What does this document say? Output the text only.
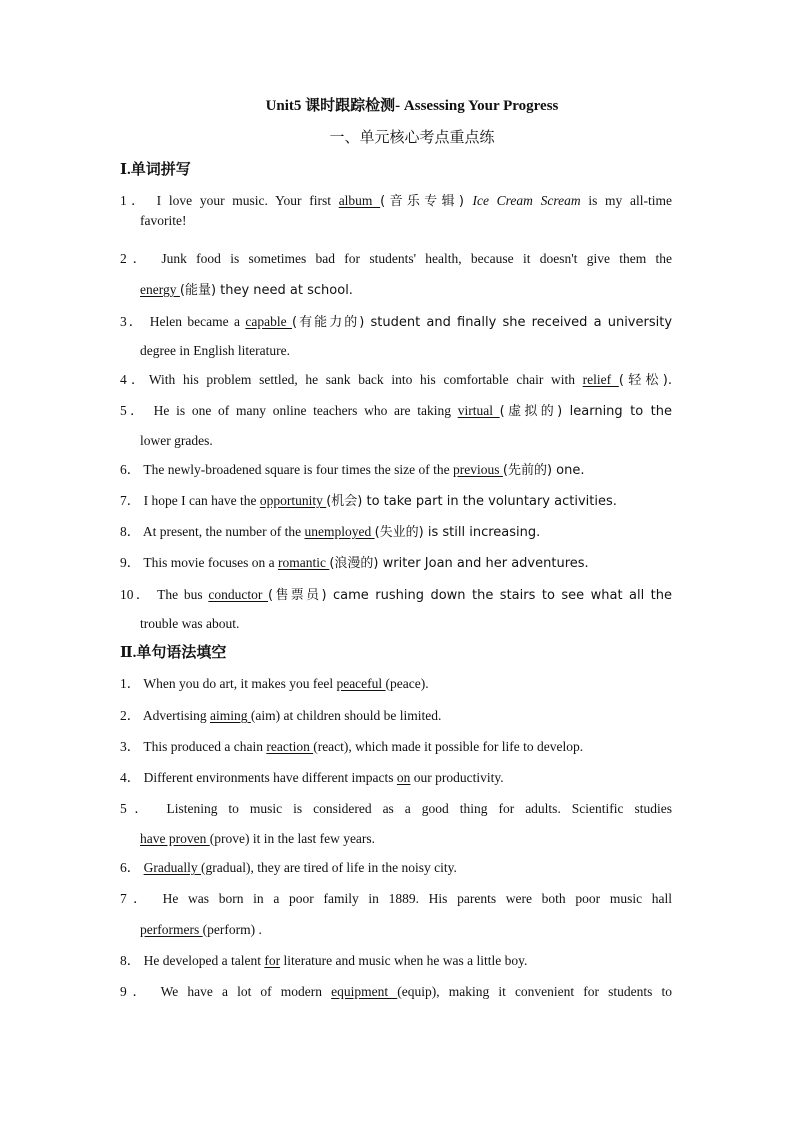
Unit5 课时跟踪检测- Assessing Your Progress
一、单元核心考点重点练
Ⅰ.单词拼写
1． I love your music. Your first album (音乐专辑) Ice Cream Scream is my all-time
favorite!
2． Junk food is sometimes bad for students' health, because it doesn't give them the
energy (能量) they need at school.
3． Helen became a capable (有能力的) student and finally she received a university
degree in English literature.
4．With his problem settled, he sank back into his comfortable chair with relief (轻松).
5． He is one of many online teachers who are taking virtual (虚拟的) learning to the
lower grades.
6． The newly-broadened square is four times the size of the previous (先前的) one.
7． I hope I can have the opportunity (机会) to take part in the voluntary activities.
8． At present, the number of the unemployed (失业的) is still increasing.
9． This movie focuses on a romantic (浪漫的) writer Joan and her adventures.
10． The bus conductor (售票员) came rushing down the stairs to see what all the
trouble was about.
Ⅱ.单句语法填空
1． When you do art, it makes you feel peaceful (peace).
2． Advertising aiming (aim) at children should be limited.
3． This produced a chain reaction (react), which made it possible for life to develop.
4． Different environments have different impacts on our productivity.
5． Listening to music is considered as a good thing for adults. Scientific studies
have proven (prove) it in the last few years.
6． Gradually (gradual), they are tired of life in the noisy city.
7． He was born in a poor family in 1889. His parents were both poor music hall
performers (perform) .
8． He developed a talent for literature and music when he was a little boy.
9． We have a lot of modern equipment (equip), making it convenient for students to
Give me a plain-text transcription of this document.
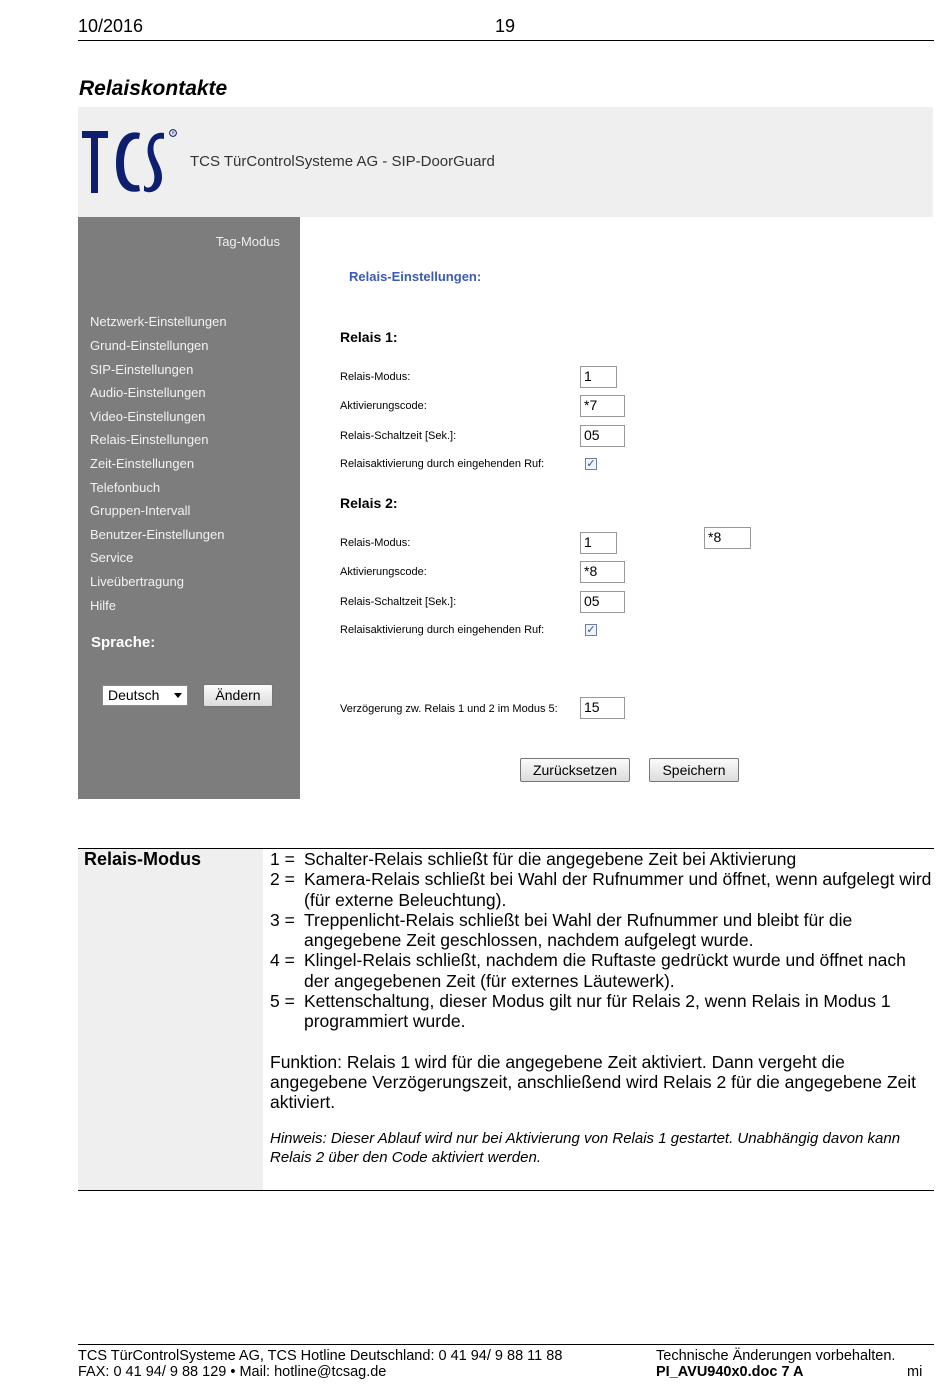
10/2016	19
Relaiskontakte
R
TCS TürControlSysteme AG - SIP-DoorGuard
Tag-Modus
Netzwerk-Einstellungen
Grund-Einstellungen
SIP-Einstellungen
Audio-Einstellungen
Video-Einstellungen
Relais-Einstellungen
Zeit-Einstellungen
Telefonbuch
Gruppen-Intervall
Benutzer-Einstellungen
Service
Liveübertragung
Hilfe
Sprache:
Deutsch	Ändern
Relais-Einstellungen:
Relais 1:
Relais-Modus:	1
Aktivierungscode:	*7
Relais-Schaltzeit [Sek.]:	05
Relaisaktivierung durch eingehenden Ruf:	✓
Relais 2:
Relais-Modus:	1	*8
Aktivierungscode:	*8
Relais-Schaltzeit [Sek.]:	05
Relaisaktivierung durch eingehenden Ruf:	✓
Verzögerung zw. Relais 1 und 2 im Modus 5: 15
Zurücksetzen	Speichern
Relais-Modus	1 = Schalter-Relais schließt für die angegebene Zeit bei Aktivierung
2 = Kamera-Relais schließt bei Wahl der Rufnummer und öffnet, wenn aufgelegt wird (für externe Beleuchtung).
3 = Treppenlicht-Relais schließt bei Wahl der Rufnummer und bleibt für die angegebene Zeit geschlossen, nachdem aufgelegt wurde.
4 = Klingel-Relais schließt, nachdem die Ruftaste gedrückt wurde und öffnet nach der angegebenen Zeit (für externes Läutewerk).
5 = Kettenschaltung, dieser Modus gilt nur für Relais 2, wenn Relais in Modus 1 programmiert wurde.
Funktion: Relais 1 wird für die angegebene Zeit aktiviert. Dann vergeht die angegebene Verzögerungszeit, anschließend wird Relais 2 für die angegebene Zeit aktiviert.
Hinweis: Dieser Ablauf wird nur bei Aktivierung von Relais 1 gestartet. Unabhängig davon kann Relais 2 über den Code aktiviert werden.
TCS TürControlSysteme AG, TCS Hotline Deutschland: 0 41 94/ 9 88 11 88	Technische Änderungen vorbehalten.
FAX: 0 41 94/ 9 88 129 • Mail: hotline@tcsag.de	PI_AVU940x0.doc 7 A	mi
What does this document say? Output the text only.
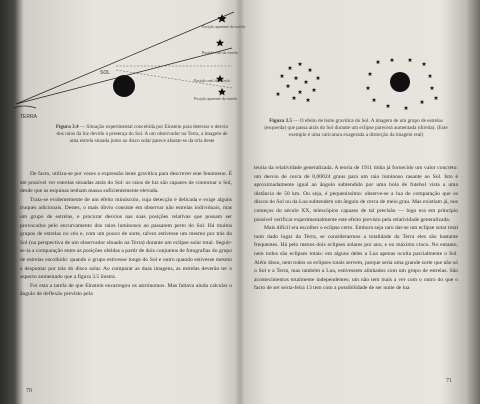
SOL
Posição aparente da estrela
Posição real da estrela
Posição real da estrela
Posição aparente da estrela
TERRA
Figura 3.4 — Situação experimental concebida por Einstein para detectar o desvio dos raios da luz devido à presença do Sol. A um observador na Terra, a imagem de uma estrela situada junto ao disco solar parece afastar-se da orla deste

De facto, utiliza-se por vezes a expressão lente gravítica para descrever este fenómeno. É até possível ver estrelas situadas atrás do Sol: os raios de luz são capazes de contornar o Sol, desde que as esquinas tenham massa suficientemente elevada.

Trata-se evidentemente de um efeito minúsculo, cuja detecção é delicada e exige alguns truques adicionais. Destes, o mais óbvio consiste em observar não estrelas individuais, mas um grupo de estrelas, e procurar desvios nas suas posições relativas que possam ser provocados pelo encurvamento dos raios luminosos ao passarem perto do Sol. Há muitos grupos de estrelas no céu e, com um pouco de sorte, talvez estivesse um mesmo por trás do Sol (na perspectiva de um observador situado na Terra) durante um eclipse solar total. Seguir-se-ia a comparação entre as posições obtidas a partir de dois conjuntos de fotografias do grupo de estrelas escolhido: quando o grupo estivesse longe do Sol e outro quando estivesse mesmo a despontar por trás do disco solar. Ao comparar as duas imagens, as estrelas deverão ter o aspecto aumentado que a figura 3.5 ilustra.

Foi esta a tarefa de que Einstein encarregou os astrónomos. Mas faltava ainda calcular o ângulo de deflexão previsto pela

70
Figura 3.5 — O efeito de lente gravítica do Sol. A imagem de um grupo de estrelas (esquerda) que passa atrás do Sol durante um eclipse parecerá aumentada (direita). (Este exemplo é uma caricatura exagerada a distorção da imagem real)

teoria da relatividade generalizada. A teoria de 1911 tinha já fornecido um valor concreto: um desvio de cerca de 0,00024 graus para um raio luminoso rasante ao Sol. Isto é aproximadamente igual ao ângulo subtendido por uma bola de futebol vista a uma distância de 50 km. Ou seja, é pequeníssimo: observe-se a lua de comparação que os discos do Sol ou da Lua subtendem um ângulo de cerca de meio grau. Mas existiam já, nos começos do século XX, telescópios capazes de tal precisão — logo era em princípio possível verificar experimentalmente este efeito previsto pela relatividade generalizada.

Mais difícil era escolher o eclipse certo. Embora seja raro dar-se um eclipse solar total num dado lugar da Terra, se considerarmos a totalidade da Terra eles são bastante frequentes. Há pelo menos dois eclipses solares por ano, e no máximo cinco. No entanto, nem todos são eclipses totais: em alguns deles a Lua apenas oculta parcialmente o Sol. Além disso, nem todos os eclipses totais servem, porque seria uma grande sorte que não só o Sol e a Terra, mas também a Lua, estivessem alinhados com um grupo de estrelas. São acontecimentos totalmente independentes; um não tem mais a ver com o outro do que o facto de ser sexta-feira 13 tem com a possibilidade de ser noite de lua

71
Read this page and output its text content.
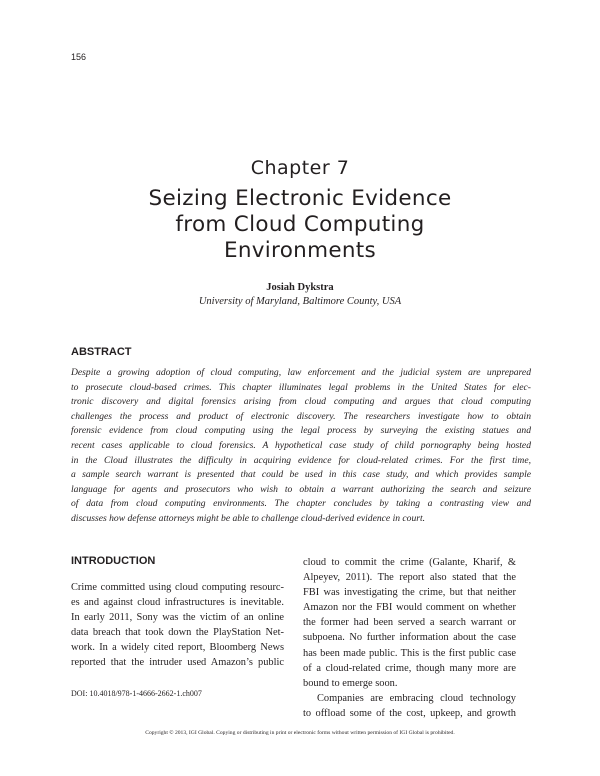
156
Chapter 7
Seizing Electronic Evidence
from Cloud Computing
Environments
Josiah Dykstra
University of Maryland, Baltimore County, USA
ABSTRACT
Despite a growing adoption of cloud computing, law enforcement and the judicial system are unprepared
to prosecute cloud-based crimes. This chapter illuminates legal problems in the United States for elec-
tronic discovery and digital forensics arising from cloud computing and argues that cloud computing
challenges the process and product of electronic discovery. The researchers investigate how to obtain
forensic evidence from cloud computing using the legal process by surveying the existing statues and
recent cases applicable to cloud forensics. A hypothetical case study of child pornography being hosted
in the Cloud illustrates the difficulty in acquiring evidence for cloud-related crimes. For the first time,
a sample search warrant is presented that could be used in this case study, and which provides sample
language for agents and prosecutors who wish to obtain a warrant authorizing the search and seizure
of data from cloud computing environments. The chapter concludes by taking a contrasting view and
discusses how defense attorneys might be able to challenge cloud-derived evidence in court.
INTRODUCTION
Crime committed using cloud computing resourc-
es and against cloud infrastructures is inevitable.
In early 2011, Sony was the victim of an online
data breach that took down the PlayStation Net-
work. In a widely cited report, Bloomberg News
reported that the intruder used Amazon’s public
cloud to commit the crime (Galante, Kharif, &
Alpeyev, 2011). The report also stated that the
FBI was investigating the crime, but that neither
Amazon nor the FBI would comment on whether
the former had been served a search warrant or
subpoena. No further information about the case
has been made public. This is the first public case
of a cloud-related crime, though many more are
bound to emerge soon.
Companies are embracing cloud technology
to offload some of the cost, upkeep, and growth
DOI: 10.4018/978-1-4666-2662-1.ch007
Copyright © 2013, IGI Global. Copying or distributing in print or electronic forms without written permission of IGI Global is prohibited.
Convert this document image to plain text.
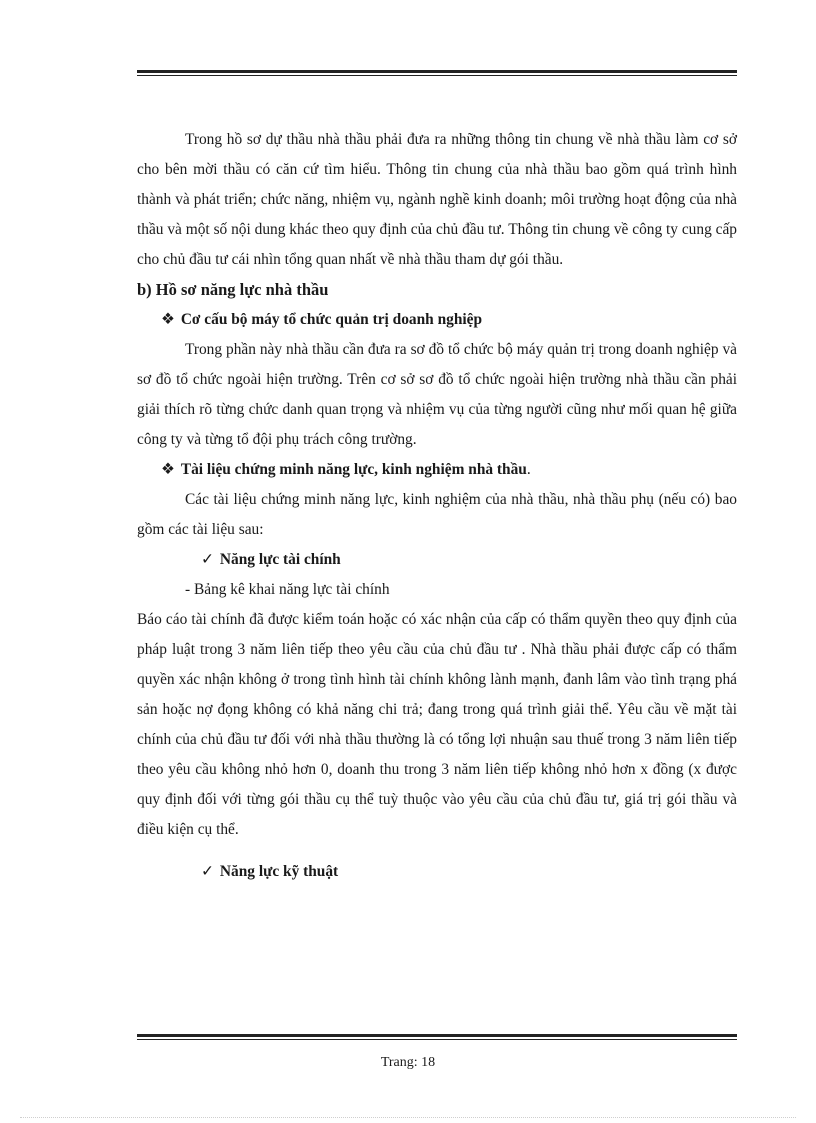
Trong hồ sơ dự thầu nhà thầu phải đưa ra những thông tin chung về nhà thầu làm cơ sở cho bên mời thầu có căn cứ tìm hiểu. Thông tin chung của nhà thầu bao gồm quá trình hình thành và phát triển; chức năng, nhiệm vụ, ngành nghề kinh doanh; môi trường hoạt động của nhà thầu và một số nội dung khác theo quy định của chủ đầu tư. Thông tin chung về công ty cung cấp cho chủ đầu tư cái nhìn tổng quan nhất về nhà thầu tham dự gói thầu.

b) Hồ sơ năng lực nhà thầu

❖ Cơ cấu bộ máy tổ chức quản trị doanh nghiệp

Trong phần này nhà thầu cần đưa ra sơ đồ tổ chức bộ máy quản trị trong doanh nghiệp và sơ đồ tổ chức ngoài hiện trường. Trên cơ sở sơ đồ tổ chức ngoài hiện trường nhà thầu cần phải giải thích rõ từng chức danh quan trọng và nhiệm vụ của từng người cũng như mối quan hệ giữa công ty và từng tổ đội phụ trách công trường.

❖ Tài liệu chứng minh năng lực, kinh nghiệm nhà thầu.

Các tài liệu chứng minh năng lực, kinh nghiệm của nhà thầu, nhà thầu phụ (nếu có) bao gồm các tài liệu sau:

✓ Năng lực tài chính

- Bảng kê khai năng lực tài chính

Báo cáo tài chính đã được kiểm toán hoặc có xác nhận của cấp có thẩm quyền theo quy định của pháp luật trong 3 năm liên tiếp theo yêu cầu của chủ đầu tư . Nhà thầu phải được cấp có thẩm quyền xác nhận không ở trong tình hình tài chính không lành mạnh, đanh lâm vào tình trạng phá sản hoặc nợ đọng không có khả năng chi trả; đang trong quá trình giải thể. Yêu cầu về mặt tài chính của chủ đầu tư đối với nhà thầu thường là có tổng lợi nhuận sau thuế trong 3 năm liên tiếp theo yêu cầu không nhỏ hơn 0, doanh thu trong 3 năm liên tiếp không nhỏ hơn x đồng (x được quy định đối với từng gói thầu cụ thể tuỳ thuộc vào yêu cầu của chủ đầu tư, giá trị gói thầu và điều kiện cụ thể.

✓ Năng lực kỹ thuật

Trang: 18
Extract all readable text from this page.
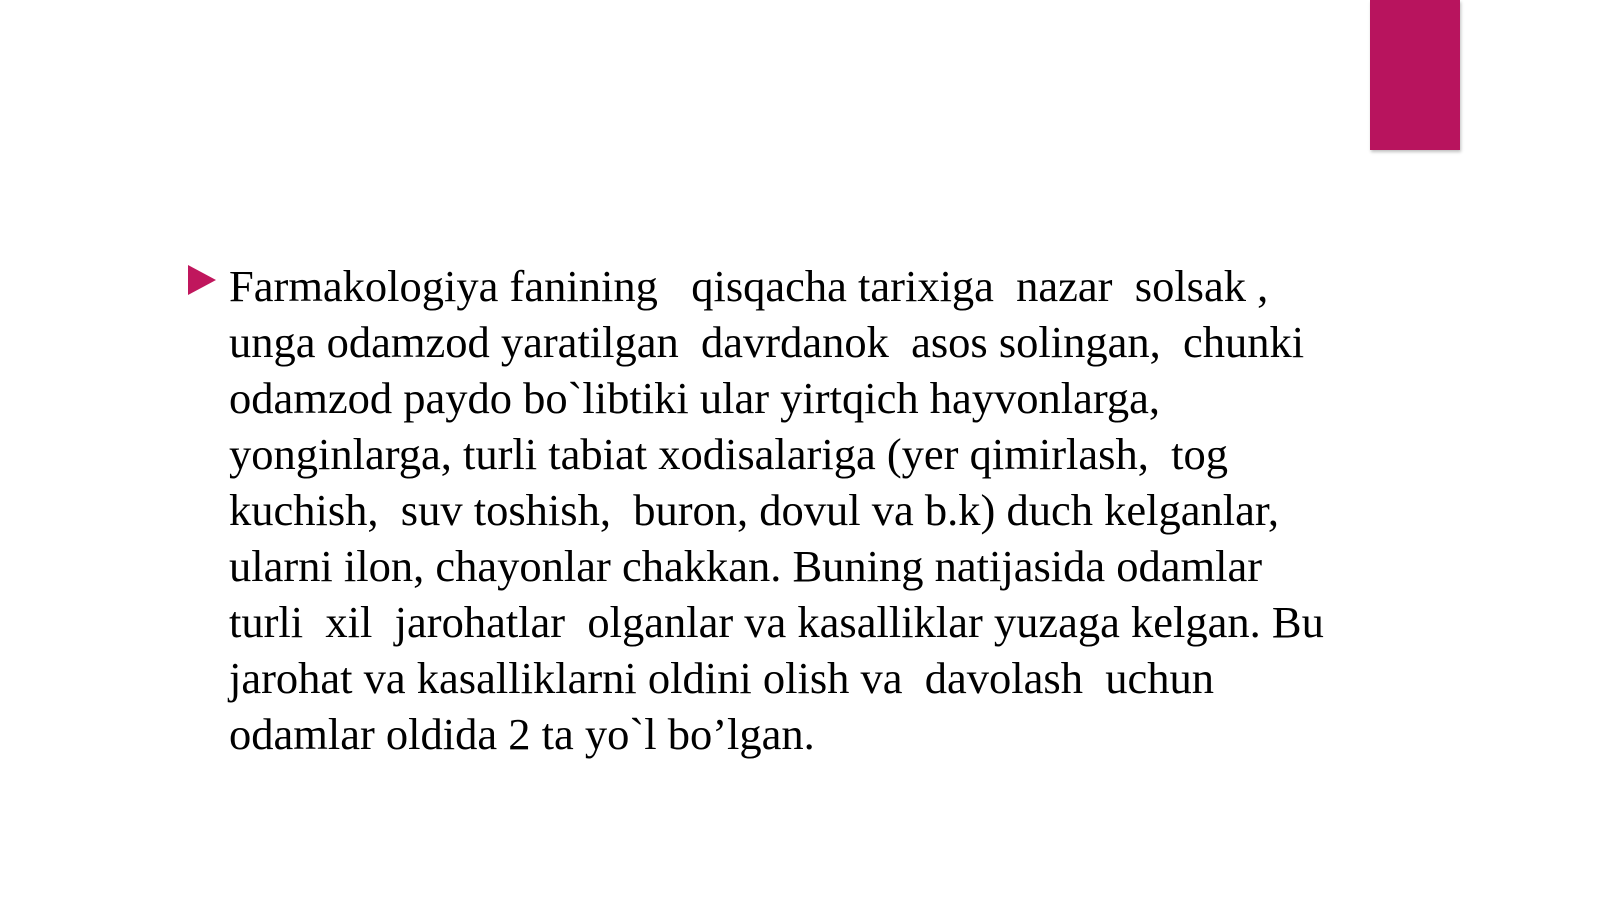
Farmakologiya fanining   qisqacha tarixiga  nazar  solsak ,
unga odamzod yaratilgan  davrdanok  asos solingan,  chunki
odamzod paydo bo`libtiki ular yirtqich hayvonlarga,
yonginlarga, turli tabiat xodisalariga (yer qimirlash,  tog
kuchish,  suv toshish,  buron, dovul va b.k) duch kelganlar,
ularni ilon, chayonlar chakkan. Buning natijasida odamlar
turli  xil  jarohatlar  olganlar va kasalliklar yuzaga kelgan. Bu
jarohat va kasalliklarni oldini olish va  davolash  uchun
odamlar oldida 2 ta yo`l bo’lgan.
====
- What is expected -
Figure out how many lines of the data above include "trình", then give the number and nothing more.

- Full solution -
2